Copy each of the following rows word for word, leaving out any pictures.

[Data entries]

-- begin --

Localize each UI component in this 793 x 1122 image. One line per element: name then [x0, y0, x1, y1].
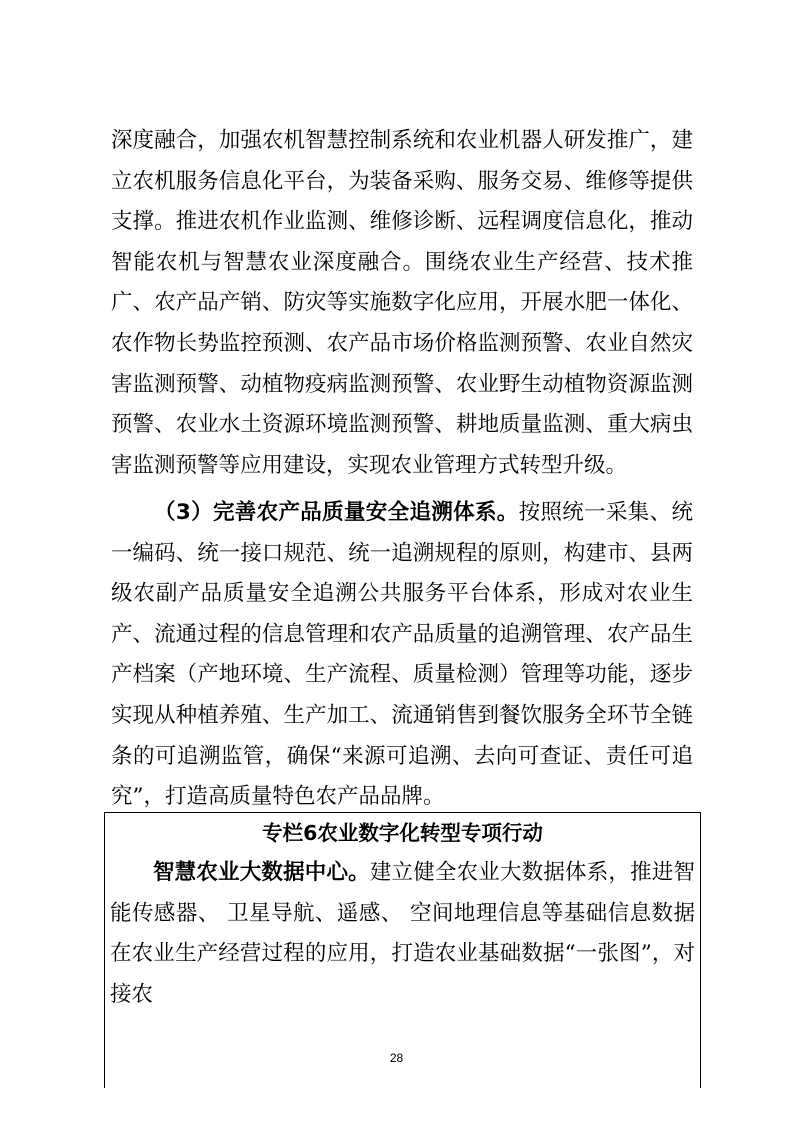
paragraph-text — [111, 493, 693, 818]
paragraph-lead-heading: （3）完善农产品质量安全追溯体系。 — [154, 500, 519, 525]
box-title: 专栏6农业数字化转型专项行动 — [262, 821, 543, 845]
paragraph-text: 深度融合，加强农机智慧控制系统和农业机器人研发推广，建立农机服务信息化平台，为装备采购、服务交易、维修等提供支撑。推进农机作业监测、维修诊断、远程调度信息化，推动智能农机与智慧农业深度融合。围绕农业生产经营、技术推广、农产品产销、防灾等实施数字化应用，开展水肥一体化、农作物长势监控预测、农产品市场价格监测预警、农业自然灾害监测预警、动植物疫病监测预警、农业野生动植物资源监测预警、农业水土资源环境监测预警、耕地质量监测、重大病虫害监测预警等应用建设，实现农业管理方式转型升级。 — [111, 128, 693, 478]
paragraph-traceability — [111, 493, 693, 818]
box-body — [105, 853, 700, 1015]
paragraph-agri-machinery — [111, 121, 693, 486]
box-lead-heading: 智慧农业大数据中心。 — [153, 860, 370, 885]
box-paragraph-body: 建立健全农业大数据体系，推进智能传感器、 卫星导航、遥感、 空间地理信息等基础信息数据在农业生产经营过程的应用，打造农业基础数据“一张图”，对接农 — [110, 860, 695, 1007]
paragraph-body: 按照统一采集、统一编码、统一接口规范、统一追溯规程的原则，构建市、县两级农副产品质量安全追溯公共服务平台体系，形成对农业生产、流通过程的信息管理和农产品质量的追溯管理、农产品生产档案（产地环境、生产流程、质量检测）管理等功能，逐步实现从种植养殖、生产加工、流通销售到餐饮服务全环节全链条的可追溯监管，确保“来源可追溯、去向可查证、责任可追究”，打造高质量特色农产品品牌。 — [111, 500, 693, 810]
box-paragraph — [110, 853, 695, 1015]
special-column-box — [104, 812, 701, 1088]
page-number: 28 — [389, 1051, 404, 1065]
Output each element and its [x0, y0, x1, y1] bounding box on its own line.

-- end --

▶ **Written answer**:
Localize each UI component in this 793 x 1122 image. One line per element: name then [x0, y0, x1, y1].
paragraph-text — [111, 493, 693, 818]
paragraph-lead-heading: （3）完善农产品质量安全追溯体系。 — [154, 500, 519, 525]
box-title: 专栏6农业数字化转型专项行动 — [262, 821, 543, 845]
paragraph-text: 深度融合，加强农机智慧控制系统和农业机器人研发推广，建立农机服务信息化平台，为装备采购、服务交易、维修等提供支撑。推进农机作业监测、维修诊断、远程调度信息化，推动智能农机与智慧农业深度融合。围绕农业生产经营、技术推广、农产品产销、防灾等实施数字化应用，开展水肥一体化、农作物长势监控预测、农产品市场价格监测预警、农业自然灾害监测预警、动植物疫病监测预警、农业野生动植物资源监测预警、农业水土资源环境监测预警、耕地质量监测、重大病虫害监测预警等应用建设，实现农业管理方式转型升级。 — [111, 128, 693, 478]
paragraph-traceability — [111, 493, 693, 818]
box-body — [105, 853, 700, 1015]
paragraph-agri-machinery — [111, 121, 693, 486]
box-lead-heading: 智慧农业大数据中心。 — [153, 860, 370, 885]
box-paragraph-body: 建立健全农业大数据体系，推进智能传感器、 卫星导航、遥感、 空间地理信息等基础信息数据在农业生产经营过程的应用，打造农业基础数据“一张图”，对接农 — [110, 860, 695, 1007]
paragraph-body: 按照统一采集、统一编码、统一接口规范、统一追溯规程的原则，构建市、县两级农副产品质量安全追溯公共服务平台体系，形成对农业生产、流通过程的信息管理和农产品质量的追溯管理、农产品生产档案（产地环境、生产流程、质量检测）管理等功能，逐步实现从种植养殖、生产加工、流通销售到餐饮服务全环节全链条的可追溯监管，确保“来源可追溯、去向可查证、责任可追究”，打造高质量特色农产品品牌。 — [111, 500, 693, 810]
box-paragraph — [110, 853, 695, 1015]
special-column-box — [104, 812, 701, 1088]
page-number: 28 — [389, 1051, 404, 1065]
Output each element and its [x0, y0, x1, y1] bounding box on its own line.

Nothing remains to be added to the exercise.